What you are asked to do
Copy, in full, each line of the material that holds the word "applications".

Items from a data source
-------------------------

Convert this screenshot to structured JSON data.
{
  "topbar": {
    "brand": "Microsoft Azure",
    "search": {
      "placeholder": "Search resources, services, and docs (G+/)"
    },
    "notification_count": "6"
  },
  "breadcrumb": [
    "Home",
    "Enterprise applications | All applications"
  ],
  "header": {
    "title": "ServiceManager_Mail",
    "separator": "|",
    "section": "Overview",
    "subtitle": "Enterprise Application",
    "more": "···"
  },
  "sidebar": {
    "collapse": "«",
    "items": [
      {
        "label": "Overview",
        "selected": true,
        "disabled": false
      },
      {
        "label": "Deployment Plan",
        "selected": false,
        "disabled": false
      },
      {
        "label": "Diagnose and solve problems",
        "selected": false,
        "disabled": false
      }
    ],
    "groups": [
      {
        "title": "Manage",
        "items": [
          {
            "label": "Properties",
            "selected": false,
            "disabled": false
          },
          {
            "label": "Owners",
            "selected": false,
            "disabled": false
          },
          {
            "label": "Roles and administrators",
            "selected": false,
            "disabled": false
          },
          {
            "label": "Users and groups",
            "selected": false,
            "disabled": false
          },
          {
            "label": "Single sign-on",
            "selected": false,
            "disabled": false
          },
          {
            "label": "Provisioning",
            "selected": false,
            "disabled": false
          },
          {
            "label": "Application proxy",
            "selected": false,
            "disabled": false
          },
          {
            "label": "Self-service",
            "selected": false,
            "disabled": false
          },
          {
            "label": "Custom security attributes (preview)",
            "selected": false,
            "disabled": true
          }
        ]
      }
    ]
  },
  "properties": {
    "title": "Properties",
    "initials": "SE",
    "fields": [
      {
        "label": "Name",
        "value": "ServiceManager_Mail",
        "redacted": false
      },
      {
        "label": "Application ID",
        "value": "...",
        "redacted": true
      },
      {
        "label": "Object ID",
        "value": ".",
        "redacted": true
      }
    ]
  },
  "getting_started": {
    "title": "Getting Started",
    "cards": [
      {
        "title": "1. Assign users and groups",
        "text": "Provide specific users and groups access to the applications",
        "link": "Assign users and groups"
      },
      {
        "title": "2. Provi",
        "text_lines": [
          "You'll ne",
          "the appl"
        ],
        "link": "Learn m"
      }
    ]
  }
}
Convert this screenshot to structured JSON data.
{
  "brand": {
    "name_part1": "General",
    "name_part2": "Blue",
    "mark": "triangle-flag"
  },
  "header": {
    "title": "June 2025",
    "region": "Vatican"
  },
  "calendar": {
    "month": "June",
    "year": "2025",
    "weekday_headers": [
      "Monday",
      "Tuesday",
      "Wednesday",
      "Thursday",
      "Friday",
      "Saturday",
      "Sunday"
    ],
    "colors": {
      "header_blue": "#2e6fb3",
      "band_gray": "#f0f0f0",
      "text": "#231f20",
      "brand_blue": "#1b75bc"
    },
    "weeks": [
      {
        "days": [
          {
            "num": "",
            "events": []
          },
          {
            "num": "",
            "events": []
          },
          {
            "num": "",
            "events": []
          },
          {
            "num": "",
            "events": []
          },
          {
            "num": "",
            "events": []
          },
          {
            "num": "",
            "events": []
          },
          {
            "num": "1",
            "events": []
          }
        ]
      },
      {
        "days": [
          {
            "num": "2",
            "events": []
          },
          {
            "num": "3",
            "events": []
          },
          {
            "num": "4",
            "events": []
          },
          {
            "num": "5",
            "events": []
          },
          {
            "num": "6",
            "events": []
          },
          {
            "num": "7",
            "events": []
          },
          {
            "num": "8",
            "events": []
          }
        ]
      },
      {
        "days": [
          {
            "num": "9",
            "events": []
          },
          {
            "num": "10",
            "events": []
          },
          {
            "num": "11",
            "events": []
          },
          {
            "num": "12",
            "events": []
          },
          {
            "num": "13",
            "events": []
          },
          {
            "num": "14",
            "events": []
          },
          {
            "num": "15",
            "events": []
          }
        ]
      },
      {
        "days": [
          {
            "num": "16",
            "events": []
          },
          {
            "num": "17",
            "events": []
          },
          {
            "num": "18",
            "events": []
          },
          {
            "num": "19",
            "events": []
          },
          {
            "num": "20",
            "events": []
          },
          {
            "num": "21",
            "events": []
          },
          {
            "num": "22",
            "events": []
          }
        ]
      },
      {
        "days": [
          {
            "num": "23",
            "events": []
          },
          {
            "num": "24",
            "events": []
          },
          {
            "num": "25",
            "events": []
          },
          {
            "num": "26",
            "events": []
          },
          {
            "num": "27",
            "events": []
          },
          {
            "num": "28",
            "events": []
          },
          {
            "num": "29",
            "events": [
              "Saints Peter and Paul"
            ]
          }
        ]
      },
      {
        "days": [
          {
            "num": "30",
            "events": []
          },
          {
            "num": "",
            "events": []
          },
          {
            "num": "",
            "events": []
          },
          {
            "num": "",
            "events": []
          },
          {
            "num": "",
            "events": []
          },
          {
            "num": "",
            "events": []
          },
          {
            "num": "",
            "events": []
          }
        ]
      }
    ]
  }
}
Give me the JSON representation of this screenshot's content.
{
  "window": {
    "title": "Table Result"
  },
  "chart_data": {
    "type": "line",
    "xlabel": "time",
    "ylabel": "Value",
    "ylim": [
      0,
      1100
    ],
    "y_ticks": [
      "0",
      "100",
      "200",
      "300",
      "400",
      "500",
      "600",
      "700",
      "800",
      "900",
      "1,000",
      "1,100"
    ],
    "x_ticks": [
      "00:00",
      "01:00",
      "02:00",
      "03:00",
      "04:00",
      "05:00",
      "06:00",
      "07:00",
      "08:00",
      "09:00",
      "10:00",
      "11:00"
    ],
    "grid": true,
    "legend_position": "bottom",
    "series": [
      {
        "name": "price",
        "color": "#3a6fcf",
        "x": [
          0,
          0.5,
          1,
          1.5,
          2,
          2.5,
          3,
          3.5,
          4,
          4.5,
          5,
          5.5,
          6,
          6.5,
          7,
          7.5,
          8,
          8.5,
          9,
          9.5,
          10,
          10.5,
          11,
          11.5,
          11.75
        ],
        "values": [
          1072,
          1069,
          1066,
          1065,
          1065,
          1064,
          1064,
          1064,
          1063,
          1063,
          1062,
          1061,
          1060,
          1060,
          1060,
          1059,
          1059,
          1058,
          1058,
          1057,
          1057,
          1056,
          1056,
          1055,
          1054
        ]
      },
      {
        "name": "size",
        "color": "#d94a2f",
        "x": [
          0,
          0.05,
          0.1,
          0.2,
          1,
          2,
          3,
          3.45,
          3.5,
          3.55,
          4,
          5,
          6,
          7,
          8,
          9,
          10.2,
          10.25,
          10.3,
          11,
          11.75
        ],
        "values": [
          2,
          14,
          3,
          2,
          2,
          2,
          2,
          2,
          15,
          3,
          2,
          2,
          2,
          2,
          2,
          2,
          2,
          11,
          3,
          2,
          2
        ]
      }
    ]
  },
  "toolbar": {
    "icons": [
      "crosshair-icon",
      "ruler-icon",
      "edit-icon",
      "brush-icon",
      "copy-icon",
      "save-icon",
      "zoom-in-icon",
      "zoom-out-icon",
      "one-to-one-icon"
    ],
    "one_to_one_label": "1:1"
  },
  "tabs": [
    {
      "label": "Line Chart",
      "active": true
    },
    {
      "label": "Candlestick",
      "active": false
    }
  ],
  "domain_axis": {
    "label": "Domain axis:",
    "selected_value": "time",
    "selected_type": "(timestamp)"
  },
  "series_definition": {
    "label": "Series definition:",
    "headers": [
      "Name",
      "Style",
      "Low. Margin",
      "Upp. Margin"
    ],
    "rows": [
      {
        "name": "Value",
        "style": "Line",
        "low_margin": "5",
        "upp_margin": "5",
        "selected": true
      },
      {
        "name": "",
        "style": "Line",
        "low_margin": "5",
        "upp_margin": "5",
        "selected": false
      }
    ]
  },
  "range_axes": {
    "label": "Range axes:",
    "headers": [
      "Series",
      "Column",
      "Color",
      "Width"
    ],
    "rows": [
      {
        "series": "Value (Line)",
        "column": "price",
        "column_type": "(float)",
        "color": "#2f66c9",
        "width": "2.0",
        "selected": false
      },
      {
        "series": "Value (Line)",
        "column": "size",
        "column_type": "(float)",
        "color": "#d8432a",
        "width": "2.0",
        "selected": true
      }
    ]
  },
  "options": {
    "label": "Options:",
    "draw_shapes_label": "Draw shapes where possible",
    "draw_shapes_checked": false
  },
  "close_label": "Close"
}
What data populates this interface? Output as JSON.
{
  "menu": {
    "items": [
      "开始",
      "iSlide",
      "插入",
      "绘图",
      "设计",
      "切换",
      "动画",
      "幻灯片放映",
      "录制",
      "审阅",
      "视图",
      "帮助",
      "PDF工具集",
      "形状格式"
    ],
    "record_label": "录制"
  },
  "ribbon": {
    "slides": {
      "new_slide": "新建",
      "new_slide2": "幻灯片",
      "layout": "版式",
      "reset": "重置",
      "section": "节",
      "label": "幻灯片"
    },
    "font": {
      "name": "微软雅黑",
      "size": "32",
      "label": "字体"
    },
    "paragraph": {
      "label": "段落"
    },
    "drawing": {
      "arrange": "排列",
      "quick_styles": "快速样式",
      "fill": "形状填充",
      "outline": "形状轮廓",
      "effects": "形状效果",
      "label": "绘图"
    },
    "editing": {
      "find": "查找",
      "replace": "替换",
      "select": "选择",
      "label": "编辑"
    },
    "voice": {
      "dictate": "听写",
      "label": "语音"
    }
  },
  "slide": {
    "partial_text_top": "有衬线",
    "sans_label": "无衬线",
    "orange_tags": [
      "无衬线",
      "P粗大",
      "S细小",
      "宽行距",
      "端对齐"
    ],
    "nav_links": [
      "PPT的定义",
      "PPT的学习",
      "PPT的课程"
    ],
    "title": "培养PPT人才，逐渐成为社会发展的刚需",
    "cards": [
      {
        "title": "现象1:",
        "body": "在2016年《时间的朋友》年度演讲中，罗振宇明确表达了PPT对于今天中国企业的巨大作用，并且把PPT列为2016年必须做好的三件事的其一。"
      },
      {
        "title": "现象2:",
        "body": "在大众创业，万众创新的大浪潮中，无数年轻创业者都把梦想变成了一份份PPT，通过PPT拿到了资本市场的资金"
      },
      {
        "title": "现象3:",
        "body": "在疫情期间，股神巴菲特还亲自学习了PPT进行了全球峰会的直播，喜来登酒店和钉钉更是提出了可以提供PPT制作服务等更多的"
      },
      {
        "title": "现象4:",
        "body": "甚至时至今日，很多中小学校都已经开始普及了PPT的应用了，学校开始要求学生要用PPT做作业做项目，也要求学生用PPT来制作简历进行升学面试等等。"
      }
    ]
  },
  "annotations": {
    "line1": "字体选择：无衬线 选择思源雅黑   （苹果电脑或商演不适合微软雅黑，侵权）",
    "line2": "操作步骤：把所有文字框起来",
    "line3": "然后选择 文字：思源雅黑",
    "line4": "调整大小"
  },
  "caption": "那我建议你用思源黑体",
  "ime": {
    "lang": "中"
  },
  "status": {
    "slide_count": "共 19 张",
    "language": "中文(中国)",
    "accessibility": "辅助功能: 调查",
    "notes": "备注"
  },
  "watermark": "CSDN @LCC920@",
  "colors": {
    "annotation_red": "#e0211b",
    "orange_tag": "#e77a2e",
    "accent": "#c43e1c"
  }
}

-------------------------

Answer to the problem
    "Enterprise applications | All applications"
        "text": "Provide specific users and groups access to the applications",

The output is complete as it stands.